### PROBLEM:
Copy all lines below containing "Deckkraft".

Stored items:

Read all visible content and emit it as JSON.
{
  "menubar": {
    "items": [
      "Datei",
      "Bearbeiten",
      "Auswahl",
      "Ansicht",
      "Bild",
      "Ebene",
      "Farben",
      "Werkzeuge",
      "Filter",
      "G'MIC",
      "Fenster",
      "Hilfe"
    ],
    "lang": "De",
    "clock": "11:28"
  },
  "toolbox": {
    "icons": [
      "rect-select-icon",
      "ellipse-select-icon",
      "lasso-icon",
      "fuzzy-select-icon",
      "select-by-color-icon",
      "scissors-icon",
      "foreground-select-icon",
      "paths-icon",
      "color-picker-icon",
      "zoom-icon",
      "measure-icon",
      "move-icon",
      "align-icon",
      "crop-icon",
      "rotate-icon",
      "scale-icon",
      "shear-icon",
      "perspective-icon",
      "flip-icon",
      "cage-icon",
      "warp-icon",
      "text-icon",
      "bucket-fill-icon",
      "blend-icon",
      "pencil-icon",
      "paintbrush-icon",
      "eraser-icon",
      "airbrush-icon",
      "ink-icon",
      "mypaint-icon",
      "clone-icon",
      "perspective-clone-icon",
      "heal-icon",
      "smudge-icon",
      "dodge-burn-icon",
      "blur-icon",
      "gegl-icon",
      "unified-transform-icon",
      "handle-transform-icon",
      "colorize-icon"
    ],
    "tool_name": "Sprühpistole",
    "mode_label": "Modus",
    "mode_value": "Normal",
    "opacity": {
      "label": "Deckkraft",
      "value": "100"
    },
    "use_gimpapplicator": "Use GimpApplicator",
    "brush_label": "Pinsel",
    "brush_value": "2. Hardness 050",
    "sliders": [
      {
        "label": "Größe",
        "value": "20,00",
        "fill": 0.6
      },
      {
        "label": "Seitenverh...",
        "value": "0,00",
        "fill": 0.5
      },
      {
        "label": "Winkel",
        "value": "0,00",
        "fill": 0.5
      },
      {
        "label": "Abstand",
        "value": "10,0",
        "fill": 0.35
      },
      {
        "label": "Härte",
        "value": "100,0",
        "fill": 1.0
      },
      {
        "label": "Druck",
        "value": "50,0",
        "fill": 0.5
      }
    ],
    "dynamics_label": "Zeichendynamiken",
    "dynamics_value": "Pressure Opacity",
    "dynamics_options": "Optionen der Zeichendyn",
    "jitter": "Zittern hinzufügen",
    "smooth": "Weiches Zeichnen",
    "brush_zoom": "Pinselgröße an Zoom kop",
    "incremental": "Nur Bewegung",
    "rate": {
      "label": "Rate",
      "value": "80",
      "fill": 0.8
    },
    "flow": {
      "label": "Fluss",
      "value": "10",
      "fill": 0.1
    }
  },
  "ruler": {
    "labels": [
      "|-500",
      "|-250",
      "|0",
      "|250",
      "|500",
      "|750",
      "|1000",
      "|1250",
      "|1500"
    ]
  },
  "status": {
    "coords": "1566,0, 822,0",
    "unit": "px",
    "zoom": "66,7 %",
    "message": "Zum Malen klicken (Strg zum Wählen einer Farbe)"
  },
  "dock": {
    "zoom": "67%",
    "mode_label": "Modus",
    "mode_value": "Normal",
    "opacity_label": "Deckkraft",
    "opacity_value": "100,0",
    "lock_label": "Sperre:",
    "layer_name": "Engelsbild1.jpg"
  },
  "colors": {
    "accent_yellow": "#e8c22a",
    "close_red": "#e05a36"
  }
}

### FULL RESPONSE:
      "label": "Deckkraft",
    "opacity_label": "Deckkraft",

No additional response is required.